# RECORDS FOR THE TASK
_ _ _

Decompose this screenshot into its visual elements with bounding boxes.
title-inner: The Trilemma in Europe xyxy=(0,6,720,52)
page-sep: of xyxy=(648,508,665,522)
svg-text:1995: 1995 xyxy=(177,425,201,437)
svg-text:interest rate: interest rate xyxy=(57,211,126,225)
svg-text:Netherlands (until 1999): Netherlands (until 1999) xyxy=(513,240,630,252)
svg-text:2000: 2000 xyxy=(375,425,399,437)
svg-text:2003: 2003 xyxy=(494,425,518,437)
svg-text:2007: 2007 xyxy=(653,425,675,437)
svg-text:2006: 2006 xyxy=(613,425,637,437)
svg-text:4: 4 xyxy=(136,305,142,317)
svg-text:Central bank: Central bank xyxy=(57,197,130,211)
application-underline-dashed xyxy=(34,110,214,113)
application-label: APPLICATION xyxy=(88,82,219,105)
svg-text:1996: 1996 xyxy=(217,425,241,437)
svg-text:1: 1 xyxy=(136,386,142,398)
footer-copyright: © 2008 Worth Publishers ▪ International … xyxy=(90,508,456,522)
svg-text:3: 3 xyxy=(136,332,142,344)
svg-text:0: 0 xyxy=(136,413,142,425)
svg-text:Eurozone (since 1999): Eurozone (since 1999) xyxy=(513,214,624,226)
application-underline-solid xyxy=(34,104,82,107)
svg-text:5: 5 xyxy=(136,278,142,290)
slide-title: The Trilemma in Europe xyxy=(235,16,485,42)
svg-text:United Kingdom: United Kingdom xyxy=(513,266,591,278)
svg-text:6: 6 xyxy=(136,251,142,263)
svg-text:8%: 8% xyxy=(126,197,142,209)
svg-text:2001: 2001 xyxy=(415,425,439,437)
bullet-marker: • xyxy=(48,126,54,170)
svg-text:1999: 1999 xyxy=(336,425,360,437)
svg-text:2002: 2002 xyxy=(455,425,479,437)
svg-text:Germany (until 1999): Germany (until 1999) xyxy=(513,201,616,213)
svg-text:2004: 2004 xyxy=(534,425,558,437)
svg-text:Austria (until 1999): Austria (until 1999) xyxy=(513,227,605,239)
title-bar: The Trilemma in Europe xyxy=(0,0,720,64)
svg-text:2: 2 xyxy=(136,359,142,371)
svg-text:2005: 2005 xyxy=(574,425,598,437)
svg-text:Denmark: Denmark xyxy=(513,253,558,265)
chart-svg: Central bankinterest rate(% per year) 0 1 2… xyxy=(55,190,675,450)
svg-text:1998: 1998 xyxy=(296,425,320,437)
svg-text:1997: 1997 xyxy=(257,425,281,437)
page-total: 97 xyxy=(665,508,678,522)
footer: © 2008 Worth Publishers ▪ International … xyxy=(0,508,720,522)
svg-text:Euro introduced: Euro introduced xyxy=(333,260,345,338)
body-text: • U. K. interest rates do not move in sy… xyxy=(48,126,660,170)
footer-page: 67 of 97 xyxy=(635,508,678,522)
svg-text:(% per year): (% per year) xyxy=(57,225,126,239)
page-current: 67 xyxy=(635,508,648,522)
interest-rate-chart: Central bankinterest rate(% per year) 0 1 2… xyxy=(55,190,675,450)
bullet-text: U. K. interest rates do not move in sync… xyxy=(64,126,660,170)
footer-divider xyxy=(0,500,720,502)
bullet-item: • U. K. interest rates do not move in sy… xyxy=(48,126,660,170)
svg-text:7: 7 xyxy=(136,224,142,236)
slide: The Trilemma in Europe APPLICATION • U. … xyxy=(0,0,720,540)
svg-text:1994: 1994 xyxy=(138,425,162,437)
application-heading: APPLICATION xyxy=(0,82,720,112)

_ _ _

# WHAT THE TASK REQUIRES
Rewrite the data above with every "United Kingdom" changed to "Britain", leaving all other text as it is.

# TASK RESPONSE
Decompose this screenshot into its visual elements with bounding boxes.
title-inner: The Trilemma in Europe xyxy=(0,6,720,52)
page-sep: of xyxy=(648,508,665,522)
svg-text:1995: 1995 xyxy=(177,425,201,437)
svg-text:interest rate: interest rate xyxy=(57,211,126,225)
svg-text:Netherlands (until 1999): Netherlands (until 1999) xyxy=(513,240,630,252)
svg-text:2000: 2000 xyxy=(375,425,399,437)
svg-text:2003: 2003 xyxy=(494,425,518,437)
svg-text:2007: 2007 xyxy=(653,425,675,437)
svg-text:2006: 2006 xyxy=(613,425,637,437)
svg-text:4: 4 xyxy=(136,305,142,317)
svg-text:Central bank: Central bank xyxy=(57,197,130,211)
application-underline-dashed xyxy=(34,110,214,113)
application-label: APPLICATION xyxy=(88,82,219,105)
svg-text:1996: 1996 xyxy=(217,425,241,437)
svg-text:1: 1 xyxy=(136,386,142,398)
footer-copyright: © 2008 Worth Publishers ▪ International … xyxy=(90,508,456,522)
svg-text:3: 3 xyxy=(136,332,142,344)
svg-text:0: 0 xyxy=(136,413,142,425)
svg-text:Eurozone (since 1999): Eurozone (since 1999) xyxy=(513,214,624,226)
application-underline-solid xyxy=(34,104,82,107)
svg-text:5: 5 xyxy=(136,278,142,290)
slide-title: The Trilemma in Europe xyxy=(235,16,485,42)
svg-text:Britain: Britain xyxy=(513,266,591,278)
svg-text:6: 6 xyxy=(136,251,142,263)
svg-text:8%: 8% xyxy=(126,197,142,209)
svg-text:2001: 2001 xyxy=(415,425,439,437)
bullet-marker: • xyxy=(48,126,54,170)
svg-text:1999: 1999 xyxy=(336,425,360,437)
svg-text:2002: 2002 xyxy=(455,425,479,437)
svg-text:Germany (until 1999): Germany (until 1999) xyxy=(513,201,616,213)
svg-text:2004: 2004 xyxy=(534,425,558,437)
svg-text:Austria (until 1999): Austria (until 1999) xyxy=(513,227,605,239)
title-bar: The Trilemma in Europe xyxy=(0,0,720,64)
svg-text:2: 2 xyxy=(136,359,142,371)
svg-text:2005: 2005 xyxy=(574,425,598,437)
svg-text:Denmark: Denmark xyxy=(513,253,558,265)
chart-svg: Central bankinterest rate(% per year) 0 1 2… xyxy=(55,190,675,450)
svg-text:1998: 1998 xyxy=(296,425,320,437)
svg-text:1997: 1997 xyxy=(257,425,281,437)
page-total: 97 xyxy=(665,508,678,522)
footer: © 2008 Worth Publishers ▪ International … xyxy=(0,508,720,522)
svg-text:Euro introduced: Euro introduced xyxy=(333,260,345,338)
body-text: • U. K. interest rates do not move in sy… xyxy=(48,126,660,170)
footer-page: 67 of 97 xyxy=(635,508,678,522)
svg-text:(% per year): (% per year) xyxy=(57,225,126,239)
page-current: 67 xyxy=(635,508,648,522)
interest-rate-chart: Central bankinterest rate(% per year) 0 1 2… xyxy=(55,190,675,450)
bullet-text: U. K. interest rates do not move in sync… xyxy=(64,126,660,170)
footer-divider xyxy=(0,500,720,502)
bullet-item: • U. K. interest rates do not move in sy… xyxy=(48,126,660,170)
svg-text:7: 7 xyxy=(136,224,142,236)
slide: The Trilemma in Europe APPLICATION • U. … xyxy=(0,0,720,540)
svg-text:1994: 1994 xyxy=(138,425,162,437)
application-heading: APPLICATION xyxy=(0,82,720,112)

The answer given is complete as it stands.